WHAT THE EXERCISE ASKS: Write out the full listing again, exactly as it stands.

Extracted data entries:
___

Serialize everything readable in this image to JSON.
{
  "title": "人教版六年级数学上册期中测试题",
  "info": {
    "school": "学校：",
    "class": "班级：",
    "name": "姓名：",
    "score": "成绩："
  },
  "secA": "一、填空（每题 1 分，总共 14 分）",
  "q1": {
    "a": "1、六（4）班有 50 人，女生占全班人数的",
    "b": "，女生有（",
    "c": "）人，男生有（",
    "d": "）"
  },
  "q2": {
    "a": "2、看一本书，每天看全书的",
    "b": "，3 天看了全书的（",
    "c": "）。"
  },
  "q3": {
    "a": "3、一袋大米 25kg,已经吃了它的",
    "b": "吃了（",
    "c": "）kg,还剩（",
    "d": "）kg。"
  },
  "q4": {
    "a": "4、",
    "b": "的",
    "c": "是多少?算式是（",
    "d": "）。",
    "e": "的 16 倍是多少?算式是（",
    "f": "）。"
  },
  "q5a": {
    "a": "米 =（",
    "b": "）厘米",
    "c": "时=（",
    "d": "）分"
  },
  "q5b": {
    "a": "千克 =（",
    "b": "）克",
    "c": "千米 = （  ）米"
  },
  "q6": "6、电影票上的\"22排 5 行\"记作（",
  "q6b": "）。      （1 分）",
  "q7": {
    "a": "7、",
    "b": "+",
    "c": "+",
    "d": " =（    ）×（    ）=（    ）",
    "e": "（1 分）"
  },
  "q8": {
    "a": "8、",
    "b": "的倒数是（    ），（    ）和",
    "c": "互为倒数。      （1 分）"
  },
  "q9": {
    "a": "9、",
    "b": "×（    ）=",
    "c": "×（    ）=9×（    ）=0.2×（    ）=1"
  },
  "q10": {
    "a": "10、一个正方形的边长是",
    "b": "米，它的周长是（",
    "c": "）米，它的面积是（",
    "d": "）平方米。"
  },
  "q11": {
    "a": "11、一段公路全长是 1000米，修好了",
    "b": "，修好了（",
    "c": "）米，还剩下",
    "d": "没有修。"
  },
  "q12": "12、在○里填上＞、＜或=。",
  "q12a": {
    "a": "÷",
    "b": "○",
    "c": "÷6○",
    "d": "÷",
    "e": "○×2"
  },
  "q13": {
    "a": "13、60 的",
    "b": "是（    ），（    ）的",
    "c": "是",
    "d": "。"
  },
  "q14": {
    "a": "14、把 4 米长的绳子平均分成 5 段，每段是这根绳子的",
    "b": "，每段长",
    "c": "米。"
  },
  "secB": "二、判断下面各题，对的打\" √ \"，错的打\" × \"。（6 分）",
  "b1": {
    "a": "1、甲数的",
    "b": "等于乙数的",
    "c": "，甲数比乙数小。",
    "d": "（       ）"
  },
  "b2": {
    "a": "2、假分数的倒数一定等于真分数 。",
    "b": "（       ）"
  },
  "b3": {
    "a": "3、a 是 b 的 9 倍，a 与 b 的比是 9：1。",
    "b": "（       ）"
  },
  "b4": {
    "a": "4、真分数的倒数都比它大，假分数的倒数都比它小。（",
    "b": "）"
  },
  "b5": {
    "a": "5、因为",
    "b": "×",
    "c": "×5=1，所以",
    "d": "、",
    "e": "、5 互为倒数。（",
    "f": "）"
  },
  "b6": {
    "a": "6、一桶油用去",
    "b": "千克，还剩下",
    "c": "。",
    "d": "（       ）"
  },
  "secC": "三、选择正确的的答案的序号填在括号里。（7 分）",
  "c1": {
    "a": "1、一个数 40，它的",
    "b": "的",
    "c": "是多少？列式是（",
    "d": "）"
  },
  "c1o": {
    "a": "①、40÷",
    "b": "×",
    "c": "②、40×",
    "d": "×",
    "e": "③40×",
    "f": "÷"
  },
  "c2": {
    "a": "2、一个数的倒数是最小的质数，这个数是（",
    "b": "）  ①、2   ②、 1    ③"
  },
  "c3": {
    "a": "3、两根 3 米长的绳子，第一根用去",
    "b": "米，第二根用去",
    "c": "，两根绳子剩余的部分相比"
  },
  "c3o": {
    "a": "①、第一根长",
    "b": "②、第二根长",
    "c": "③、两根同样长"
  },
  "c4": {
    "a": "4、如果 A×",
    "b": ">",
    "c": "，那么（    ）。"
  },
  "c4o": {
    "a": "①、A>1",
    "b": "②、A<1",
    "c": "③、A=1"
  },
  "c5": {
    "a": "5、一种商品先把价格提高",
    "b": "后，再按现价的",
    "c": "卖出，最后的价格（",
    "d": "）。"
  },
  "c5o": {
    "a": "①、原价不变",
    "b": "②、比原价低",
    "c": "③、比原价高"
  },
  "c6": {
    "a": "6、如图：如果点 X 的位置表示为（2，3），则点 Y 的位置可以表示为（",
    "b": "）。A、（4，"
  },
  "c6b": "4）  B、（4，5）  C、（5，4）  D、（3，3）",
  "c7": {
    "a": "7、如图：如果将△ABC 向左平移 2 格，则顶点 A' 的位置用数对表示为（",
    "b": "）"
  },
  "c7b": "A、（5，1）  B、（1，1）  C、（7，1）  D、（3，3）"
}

___

TASK RESPONSE:
Serialize everything readable in this image to JSON.
{
  "title": "人教版六年级数学上册期中测试题",
  "info": {
    "school": "学校：",
    "class": "班级：",
    "name": "姓名：",
    "score": "成绩："
  },
  "secA": "一、填空（每题 1 分，总共 14 分）",
  "q1": {
    "a": "1、六（4）班有 50 人，女生占全班人数的",
    "b": "，女生有（",
    "c": "）人，男生有（",
    "d": "）"
  },
  "q2": {
    "a": "2、看一本书，每天看全书的",
    "b": "，3 天看了全书的（",
    "c": "）。"
  },
  "q3": {
    "a": "3、一袋大米 25kg,已经吃了它的",
    "b": "吃了（",
    "c": "）kg,还剩（",
    "d": "）kg。"
  },
  "q4": {
    "a": "4、",
    "b": "的",
    "c": "是多少?算式是（",
    "d": "）。",
    "e": "的 16 倍是多少?算式是（",
    "f": "）。"
  },
  "q5a": {
    "a": "米 =（",
    "b": "）厘米",
    "c": "时=（",
    "d": "）分"
  },
  "q5b": {
    "a": "千克 =（",
    "b": "）克",
    "c": "千米 = （  ）米"
  },
  "q6": "6、电影票上的\"22排 5 行\"记作（",
  "q6b": "）。      （1 分）",
  "q7": {
    "a": "7、",
    "b": "+",
    "c": "+",
    "d": " =（    ）×（    ）=（    ）",
    "e": "（1 分）"
  },
  "q8": {
    "a": "8、",
    "b": "的倒数是（    ），（    ）和",
    "c": "互为倒数。      （1 分）"
  },
  "q9": {
    "a": "9、",
    "b": "×（    ）=",
    "c": "×（    ）=9×（    ）=0.2×（    ）=1"
  },
  "q10": {
    "a": "10、一个正方形的边长是",
    "b": "米，它的周长是（",
    "c": "）米，它的面积是（",
    "d": "）平方米。"
  },
  "q11": {
    "a": "11、一段公路全长是 1000米，修好了",
    "b": "，修好了（",
    "c": "）米，还剩下",
    "d": "没有修。"
  },
  "q12": "12、在○里填上＞、＜或=。",
  "q12a": {
    "a": "÷",
    "b": "○",
    "c": "÷6○",
    "d": "÷",
    "e": "○×2"
  },
  "q13": {
    "a": "13、60 的",
    "b": "是（    ），（    ）的",
    "c": "是",
    "d": "。"
  },
  "q14": {
    "a": "14、把 4 米长的绳子平均分成 5 段，每段是这根绳子的",
    "b": "，每段长",
    "c": "米。"
  },
  "secB": "二、判断下面各题，对的打\" √ \"，错的打\" × \"。（6 分）",
  "b1": {
    "a": "1、甲数的",
    "b": "等于乙数的",
    "c": "，甲数比乙数小。",
    "d": "（       ）"
  },
  "b2": {
    "a": "2、假分数的倒数一定等于真分数 。",
    "b": "（       ）"
  },
  "b3": {
    "a": "3、a 是 b 的 9 倍，a 与 b 的比是 9：1。",
    "b": "（       ）"
  },
  "b4": {
    "a": "4、真分数的倒数都比它大，假分数的倒数都比它小。（",
    "b": "）"
  },
  "b5": {
    "a": "5、因为",
    "b": "×",
    "c": "×5=1，所以",
    "d": "、",
    "e": "、5 互为倒数。（",
    "f": "）"
  },
  "b6": {
    "a": "6、一桶油用去",
    "b": "千克，还剩下",
    "c": "。",
    "d": "（       ）"
  },
  "secC": "三、选择正确的的答案的序号填在括号里。（7 分）",
  "c1": {
    "a": "1、一个数 40，它的",
    "b": "的",
    "c": "是多少？列式是（",
    "d": "）"
  },
  "c1o": {
    "a": "①、40÷",
    "b": "×",
    "c": "②、40×",
    "d": "×",
    "e": "③40×",
    "f": "÷"
  },
  "c2": {
    "a": "2、一个数的倒数是最小的质数，这个数是（",
    "b": "）  ①、2   ②、 1    ③"
  },
  "c3": {
    "a": "3、两根 3 米长的绳子，第一根用去",
    "b": "米，第二根用去",
    "c": "，两根绳子剩余的部分相比"
  },
  "c3o": {
    "a": "①、第一根长",
    "b": "②、第二根长",
    "c": "③、两根同样长"
  },
  "c4": {
    "a": "4、如果 A×",
    "b": ">",
    "c": "，那么（    ）。"
  },
  "c4o": {
    "a": "①、A>1",
    "b": "②、A<1",
    "c": "③、A=1"
  },
  "c5": {
    "a": "5、一种商品先把价格提高",
    "b": "后，再按现价的",
    "c": "卖出，最后的价格（",
    "d": "）。"
  },
  "c5o": {
    "a": "①、原价不变",
    "b": "②、比原价低",
    "c": "③、比原价高"
  },
  "c6": {
    "a": "6、如图：如果点 X 的位置表示为（2，3），则点 Y 的位置可以表示为（",
    "b": "）。A、（4，"
  },
  "c6b": "4）  B、（4，5）  C、（5，4）  D、（3，3）",
  "c7": {
    "a": "7、如图：如果将△ABC 向左平移 2 格，则顶点 A' 的位置用数对表示为（",
    "b": "）"
  },
  "c7b": "A、（5，1）  B、（1，1）  C、（7，1）  D、（3，3）"
}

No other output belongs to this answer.